(Dataset records)
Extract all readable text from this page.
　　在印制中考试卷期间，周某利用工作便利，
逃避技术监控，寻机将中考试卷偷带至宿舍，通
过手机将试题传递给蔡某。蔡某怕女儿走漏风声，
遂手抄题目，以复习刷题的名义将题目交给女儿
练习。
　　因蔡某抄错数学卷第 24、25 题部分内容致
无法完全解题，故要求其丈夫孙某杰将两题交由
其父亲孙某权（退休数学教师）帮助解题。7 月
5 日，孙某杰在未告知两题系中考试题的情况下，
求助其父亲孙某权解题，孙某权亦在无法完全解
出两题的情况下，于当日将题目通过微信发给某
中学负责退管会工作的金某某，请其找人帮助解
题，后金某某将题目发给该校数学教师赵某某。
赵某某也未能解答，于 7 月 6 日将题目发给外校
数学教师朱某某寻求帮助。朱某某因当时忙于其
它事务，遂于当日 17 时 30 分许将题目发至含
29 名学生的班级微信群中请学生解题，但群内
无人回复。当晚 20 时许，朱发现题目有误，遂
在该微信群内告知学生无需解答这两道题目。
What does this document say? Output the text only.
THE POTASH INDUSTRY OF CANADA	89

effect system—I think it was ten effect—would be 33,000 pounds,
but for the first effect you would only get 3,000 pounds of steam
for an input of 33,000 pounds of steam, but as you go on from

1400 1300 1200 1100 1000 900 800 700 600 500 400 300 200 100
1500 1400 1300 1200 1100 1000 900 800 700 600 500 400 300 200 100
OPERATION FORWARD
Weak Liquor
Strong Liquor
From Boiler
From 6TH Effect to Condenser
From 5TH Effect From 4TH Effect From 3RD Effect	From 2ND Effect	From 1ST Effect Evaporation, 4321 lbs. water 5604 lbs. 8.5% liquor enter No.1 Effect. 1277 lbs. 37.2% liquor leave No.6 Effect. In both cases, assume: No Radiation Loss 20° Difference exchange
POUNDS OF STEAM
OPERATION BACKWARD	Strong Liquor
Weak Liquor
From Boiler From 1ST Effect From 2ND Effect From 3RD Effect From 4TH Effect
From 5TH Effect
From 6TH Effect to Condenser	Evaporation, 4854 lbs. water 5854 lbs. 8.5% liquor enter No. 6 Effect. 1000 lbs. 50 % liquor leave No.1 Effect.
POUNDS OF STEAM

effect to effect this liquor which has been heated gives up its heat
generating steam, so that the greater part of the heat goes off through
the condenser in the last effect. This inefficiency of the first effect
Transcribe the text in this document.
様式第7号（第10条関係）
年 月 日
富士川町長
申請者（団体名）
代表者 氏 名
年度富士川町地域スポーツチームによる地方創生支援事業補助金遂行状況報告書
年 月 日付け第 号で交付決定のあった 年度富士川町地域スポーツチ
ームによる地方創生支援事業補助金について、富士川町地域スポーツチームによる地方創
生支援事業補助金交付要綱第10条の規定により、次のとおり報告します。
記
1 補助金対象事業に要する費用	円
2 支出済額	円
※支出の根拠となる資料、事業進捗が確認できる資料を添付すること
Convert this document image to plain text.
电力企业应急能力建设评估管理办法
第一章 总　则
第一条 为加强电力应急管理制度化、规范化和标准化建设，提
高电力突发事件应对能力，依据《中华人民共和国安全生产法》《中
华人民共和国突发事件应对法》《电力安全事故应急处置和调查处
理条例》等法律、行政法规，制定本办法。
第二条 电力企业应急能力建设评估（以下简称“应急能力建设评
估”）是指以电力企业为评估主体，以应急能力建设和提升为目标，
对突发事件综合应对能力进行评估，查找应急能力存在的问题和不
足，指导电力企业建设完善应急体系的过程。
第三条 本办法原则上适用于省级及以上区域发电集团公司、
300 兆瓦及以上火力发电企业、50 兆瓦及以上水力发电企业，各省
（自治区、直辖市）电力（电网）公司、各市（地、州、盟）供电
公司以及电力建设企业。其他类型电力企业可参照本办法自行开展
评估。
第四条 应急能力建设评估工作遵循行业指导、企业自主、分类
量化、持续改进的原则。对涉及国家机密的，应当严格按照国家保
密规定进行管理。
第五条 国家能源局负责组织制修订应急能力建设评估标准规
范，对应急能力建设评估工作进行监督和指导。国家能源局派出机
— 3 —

**TASK GOAL**
Copy the lines from the entries above in which the word "Boiler" appears.

**TASK SOLUTION**
From Boiler
From Boiler From 1ST Effect From 2ND Effect From 3RD Effect From 4TH Effect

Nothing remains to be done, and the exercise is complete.